- DIRECTION -
From the listing below, select every line where the word "JSON" appears.

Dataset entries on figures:

···

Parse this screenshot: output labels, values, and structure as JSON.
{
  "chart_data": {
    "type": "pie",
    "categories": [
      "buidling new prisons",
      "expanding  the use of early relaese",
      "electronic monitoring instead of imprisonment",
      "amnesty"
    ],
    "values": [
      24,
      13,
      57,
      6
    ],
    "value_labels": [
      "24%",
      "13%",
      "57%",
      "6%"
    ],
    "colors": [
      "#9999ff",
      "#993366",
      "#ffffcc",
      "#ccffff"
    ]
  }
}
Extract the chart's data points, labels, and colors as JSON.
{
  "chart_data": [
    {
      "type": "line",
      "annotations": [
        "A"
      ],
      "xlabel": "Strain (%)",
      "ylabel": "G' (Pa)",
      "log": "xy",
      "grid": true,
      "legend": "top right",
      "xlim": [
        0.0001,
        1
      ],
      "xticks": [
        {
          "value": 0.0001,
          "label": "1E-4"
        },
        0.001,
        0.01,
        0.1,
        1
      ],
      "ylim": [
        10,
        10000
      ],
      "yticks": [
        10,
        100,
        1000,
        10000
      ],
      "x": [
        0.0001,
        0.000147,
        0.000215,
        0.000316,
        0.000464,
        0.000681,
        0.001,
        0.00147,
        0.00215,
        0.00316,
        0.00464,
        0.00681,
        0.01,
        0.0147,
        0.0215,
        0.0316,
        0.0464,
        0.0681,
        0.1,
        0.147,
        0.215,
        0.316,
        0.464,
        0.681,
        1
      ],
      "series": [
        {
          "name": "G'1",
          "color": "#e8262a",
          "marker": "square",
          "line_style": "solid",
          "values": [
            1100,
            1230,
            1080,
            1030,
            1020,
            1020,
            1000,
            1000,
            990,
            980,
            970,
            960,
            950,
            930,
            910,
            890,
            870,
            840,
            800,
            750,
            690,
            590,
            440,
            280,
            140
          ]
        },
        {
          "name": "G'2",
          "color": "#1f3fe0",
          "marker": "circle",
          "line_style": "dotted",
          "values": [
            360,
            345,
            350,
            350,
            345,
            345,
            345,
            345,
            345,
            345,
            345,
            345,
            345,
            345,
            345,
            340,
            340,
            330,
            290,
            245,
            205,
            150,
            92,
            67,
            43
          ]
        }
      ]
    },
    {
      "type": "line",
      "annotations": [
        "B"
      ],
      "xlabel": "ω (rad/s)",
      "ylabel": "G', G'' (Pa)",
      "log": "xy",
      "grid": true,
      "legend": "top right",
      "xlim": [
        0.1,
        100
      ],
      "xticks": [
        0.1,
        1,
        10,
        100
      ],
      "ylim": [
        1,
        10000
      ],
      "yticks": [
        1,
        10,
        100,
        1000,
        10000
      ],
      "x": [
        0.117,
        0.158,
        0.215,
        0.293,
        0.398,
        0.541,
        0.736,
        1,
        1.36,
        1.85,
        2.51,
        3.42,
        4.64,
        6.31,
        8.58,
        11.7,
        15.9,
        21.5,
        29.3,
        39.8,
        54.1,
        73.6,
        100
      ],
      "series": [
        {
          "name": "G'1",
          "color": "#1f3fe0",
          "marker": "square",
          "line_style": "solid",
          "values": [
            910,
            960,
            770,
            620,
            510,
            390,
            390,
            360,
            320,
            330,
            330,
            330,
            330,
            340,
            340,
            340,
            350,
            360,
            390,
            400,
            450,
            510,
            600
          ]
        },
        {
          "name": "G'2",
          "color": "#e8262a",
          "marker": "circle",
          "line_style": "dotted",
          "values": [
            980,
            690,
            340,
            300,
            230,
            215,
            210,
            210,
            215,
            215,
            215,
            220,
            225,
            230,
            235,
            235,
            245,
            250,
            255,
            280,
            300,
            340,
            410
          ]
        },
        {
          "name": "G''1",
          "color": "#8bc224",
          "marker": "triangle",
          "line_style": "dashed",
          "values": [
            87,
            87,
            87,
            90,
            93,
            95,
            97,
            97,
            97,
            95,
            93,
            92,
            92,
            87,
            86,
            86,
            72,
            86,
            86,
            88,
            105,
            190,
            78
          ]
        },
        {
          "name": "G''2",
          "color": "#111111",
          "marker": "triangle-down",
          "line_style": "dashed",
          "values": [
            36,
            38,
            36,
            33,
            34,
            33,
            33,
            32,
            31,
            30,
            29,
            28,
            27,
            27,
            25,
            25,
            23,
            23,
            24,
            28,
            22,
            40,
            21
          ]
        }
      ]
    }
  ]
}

···

- COMPLETED TASK -
Parse this screenshot: output labels, values, and structure as JSON.
Extract the chart's data points, labels, and colors as JSON.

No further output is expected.